(Records)
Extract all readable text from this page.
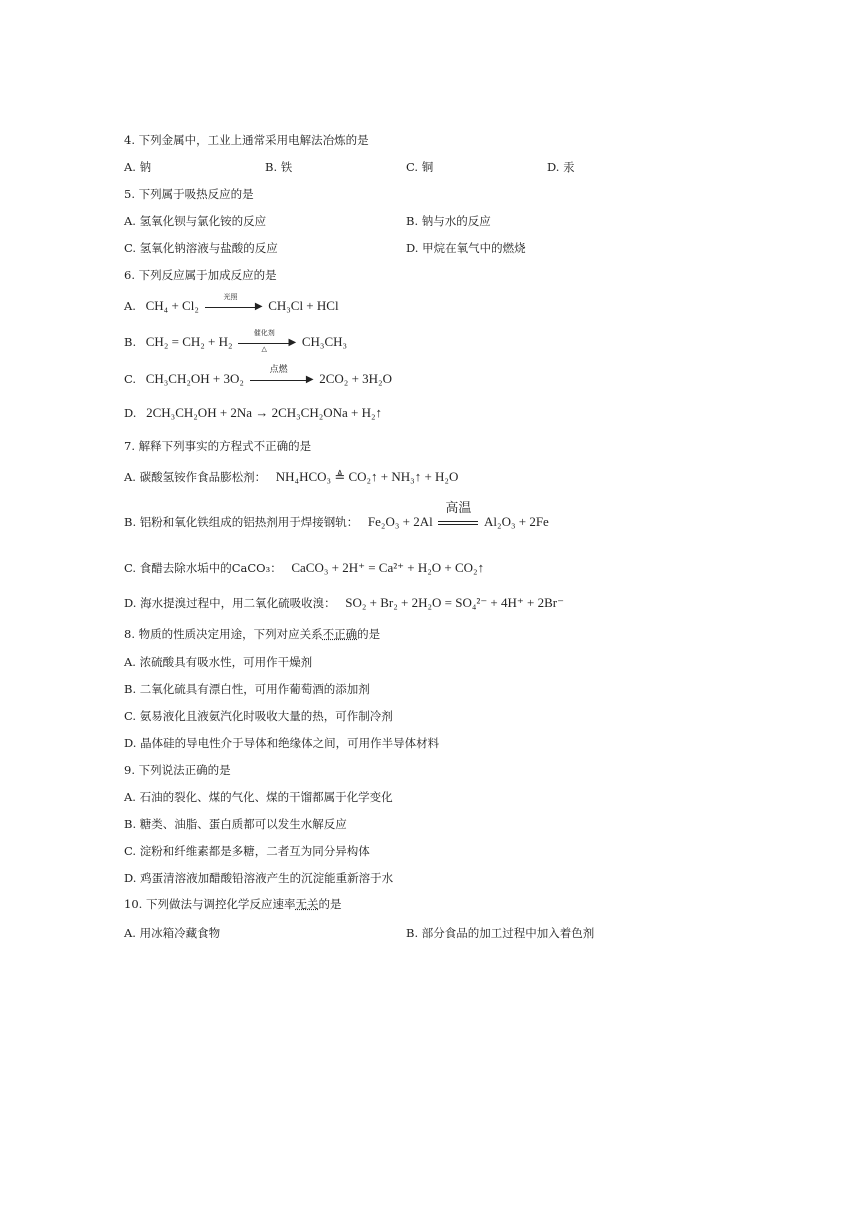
4. 下列金属中，工业上通常采用电解法冶炼的是
A. 钠	B. 铁	C. 铜	D. 汞
5. 下列属于吸热反应的是
A. 氢氧化钡与氯化铵的反应	B. 钠与水的反应
C. 氢氧化钠溶液与盐酸的反应	D. 甲烷在氧气中的燃烧
6. 下列反应属于加成反应的是
A. CH₄ + Cl₂
光照
▶ CH₃Cl + HCl
B. CH₂ = CH₂ + H₂
催化剂
▶
△	CH₃CH₃
C. CH₃CH₂OH + 3O₂
点燃
▶ 2CO₂ + 3H₂O
D. 2CH₃CH₂OH + 2Na → 2CH₃CH₂ONa + H₂↑
7. 解释下列事实的方程式不正确的是
A. 碳酸氢铵作食品膨松剂： NH₄HCO₃ ≜ CO₂↑ + NH₃↑ + H₂O
B. 铝粉和氧化铁组成的铝热剂用于焊接钢轨： Fe₂O₃ + 2Al
高温
Al₂O₃ + 2Fe
C. 食醋去除水垢中的CaCO₃： CaCO₃ + 2H⁺ = Ca²⁺ + H₂O + CO₂↑
D. 海水提溴过程中，用二氧化硫吸收溴： SO₂ + Br₂ + 2H₂O = SO₄²⁻ + 4H⁺ + 2Br⁻
8. 物质的性质决定用途，下列对应关系不正确的是
A. 浓硫酸具有吸水性，可用作干燥剂
B. 二氧化硫具有漂白性，可用作葡萄酒的添加剂
C. 氨易液化且液氨汽化时吸收大量的热，可作制冷剂
D. 晶体硅的导电性介于导体和绝缘体之间，可用作半导体材料
9. 下列说法正确的是
A. 石油的裂化、煤的气化、煤的干馏都属于化学变化
B. 糖类、油脂、蛋白质都可以发生水解反应
C. 淀粉和纤维素都是多糖，二者互为同分异构体
D. 鸡蛋清溶液加醋酸铅溶液产生的沉淀能重新溶于水
10. 下列做法与调控化学反应速率无关的是
A. 用冰箱冷藏食物	B. 部分食品的加工过程中加入着色剂
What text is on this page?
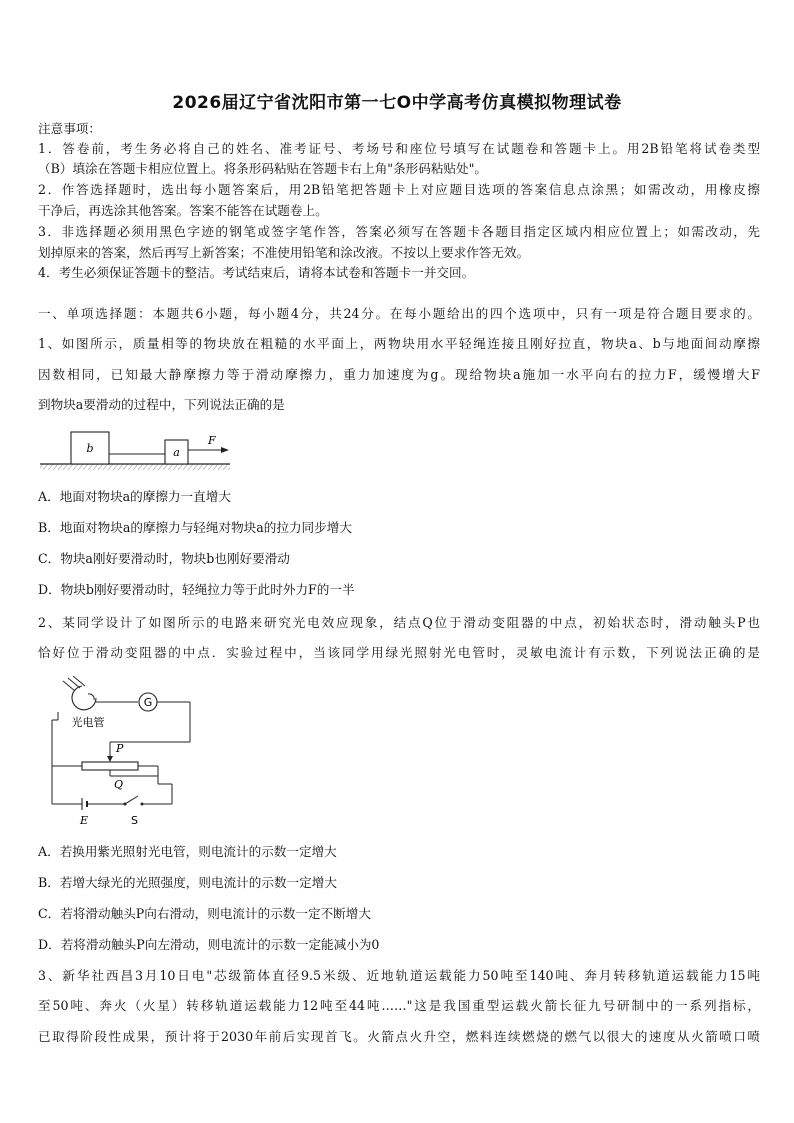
2026届辽宁省沈阳市第一七O中学高考仿真模拟物理试卷
注意事项：
1．答卷前，考生务必将自己的姓名、准考证号、考场号和座位号填写在试题卷和答题卡上。用2B铅笔将试卷类型
（B）填涂在答题卡相应位置上。将条形码粘贴在答题卡右上角"条形码粘贴处"。
2．作答选择题时，选出每小题答案后，用2B铅笔把答题卡上对应题目选项的答案信息点涂黑；如需改动，用橡皮擦
干净后，再选涂其他答案。答案不能答在试题卷上。
3．非选择题必须用黑色字迹的钢笔或签字笔作答，答案必须写在答题卡各题目指定区域内相应位置上；如需改动，先
划掉原来的答案，然后再写上新答案；不准使用铅笔和涂改液。不按以上要求作答无效。
4．考生必须保证答题卡的整洁。考试结束后，请将本试卷和答题卡一并交回。
一、单项选择题：本题共6小题，每小题4分，共24分。在每小题给出的四个选项中，只有一项是符合题目要求的。
1、如图所示，质量相等的物块放在粗糙的水平面上，两物块用水平轻绳连接且刚好拉直，物块a、b与地面间动摩擦
因数相同，已知最大静摩擦力等于滑动摩擦力，重力加速度为g。现给物块a施加一水平向右的拉力F，缓慢增大F
到物块a要滑动的过程中，下列说法正确的是
b	a
F
A．地面对物块a的摩擦力一直增大
B．地面对物块a的摩擦力与轻绳对物块a的拉力同步增大
C．物块a刚好要滑动时，物块b也刚好要滑动
D．物块b刚好要滑动时，轻绳拉力等于此时外力F的一半
2、某同学设计了如图所示的电路来研究光电效应现象，结点Q位于滑动变阻器的中点，初始状态时，滑动触头P也
恰好位于滑动变阻器的中点．实验过程中，当该同学用绿光照射光电管时，灵敏电流计有示数，下列说法正确的是
光电管
G
P
Q
E	S
A．若换用紫光照射光电管，则电流计的示数一定增大
B．若增大绿光的光照强度，则电流计的示数一定增大
C．若将滑动触头P向右滑动，则电流计的示数一定不断增大
D．若将滑动触头P向左滑动，则电流计的示数一定能减小为0
3、新华社西昌3月10日电"芯级箭体直径9.5米级、近地轨道运载能力50吨至140吨、奔月转移轨道运载能力15吨
至50吨、奔火（火星）转移轨道运载能力12吨至44吨……"这是我国重型运载火箭长征九号研制中的一系列指标，
已取得阶段性成果，预计将于2030年前后实现首飞。火箭点火升空，燃料连续燃烧的燃气以很大的速度从火箭喷口喷
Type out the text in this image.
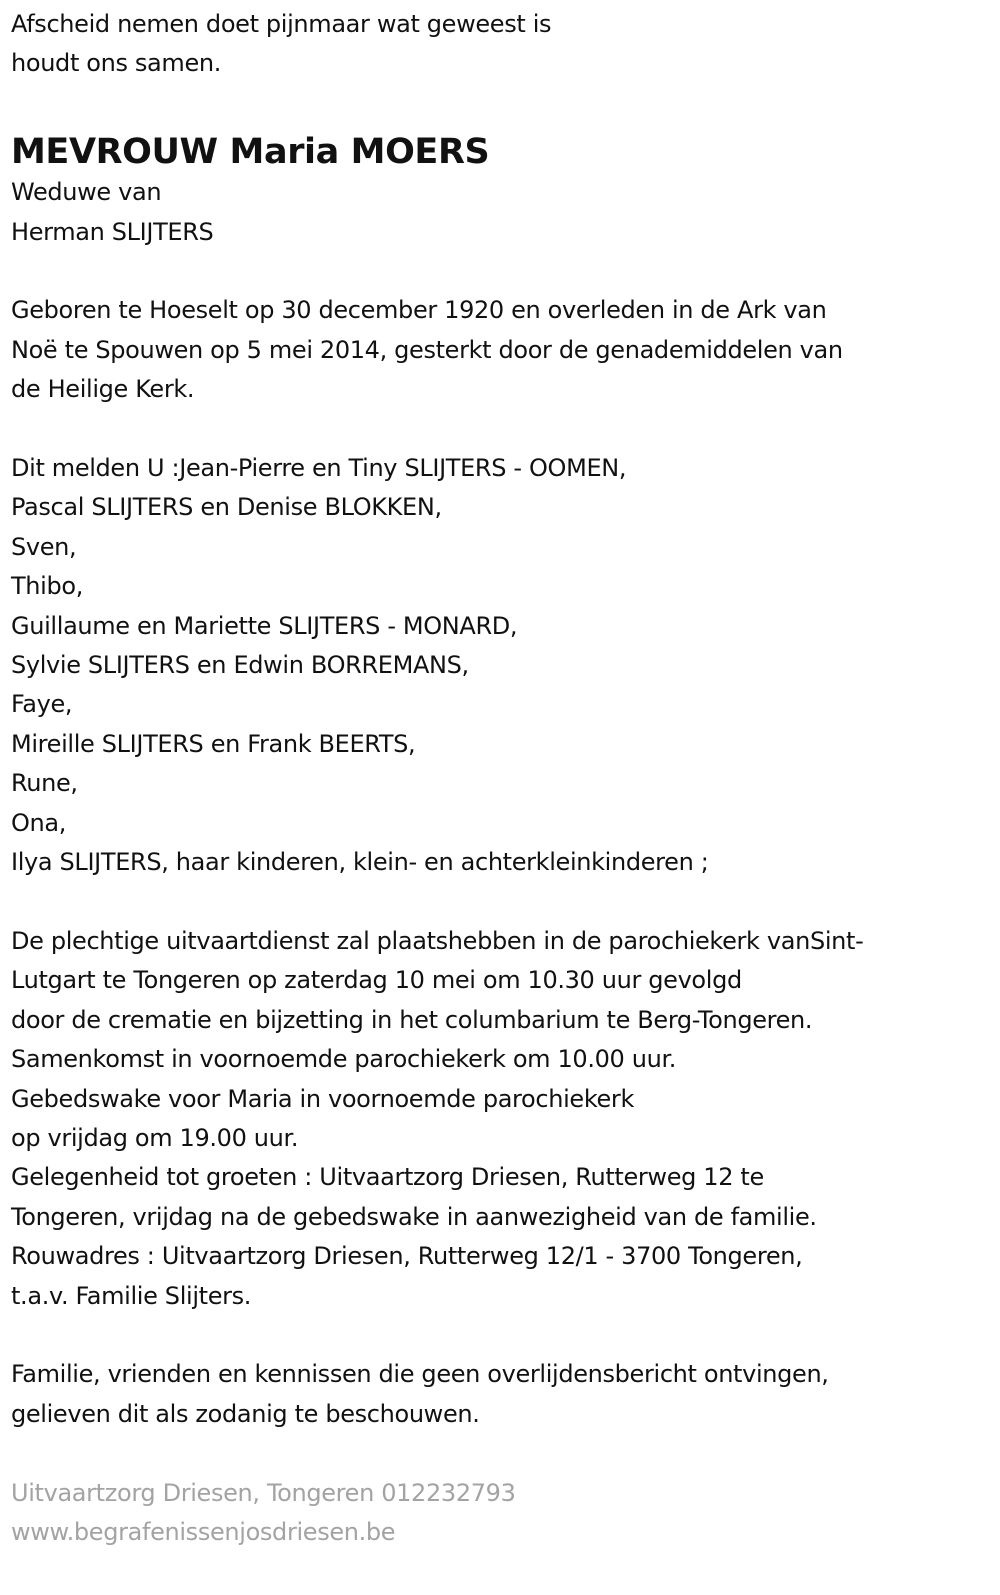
Afscheid nemen doet pijnmaar wat geweest is
houdt ons samen.
MEVROUW Maria MOERS
Weduwe van
Herman SLIJTERS
Geboren te Hoeselt op 30 december 1920 en overleden in de Ark van
Noë te Spouwen op 5 mei 2014, gesterkt door de genademiddelen van
de Heilige Kerk.
Dit melden U :Jean-Pierre en Tiny SLIJTERS - OOMEN,
Pascal SLIJTERS en Denise BLOKKEN,
Sven,
Thibo,
Guillaume en Mariette SLIJTERS - MONARD,
Sylvie SLIJTERS en Edwin BORREMANS,
Faye,
Mireille SLIJTERS en Frank BEERTS,
Rune,
Ona,
Ilya SLIJTERS, haar kinderen, klein- en achterkleinkinderen ;
De plechtige uitvaartdienst zal plaatshebben in de parochiekerk vanSint-
Lutgart te Tongeren op zaterdag 10 mei om 10.30 uur gevolgd
door de crematie en bijzetting in het columbarium te Berg-Tongeren.
Samenkomst in voornoemde parochiekerk om 10.00 uur.
Gebedswake voor Maria in voornoemde parochiekerk
op vrijdag om 19.00 uur.
Gelegenheid tot groeten : Uitvaartzorg Driesen, Rutterweg 12 te
Tongeren, vrijdag na de gebedswake in aanwezigheid van de familie.
Rouwadres : Uitvaartzorg Driesen, Rutterweg 12/1 - 3700 Tongeren,
t.a.v. Familie Slijters.
Familie, vrienden en kennissen die geen overlijdensbericht ontvingen,
gelieven dit als zodanig te beschouwen.
Uitvaartzorg Driesen, Tongeren 012232793
www.begrafenissenjosdriesen.be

> [Task prompt] Your task is to pick out every line with the string "下列说法正确的是" and copy it.

> [Response for this exercise]
9. 下列说法正确的是
到物块a要滑动的过程中，下列说法正确的是
恰好位于滑动变阻器的中点．实验过程中，当该同学用绿光照射光电管时，灵敏电流计有示数，下列说法正确的是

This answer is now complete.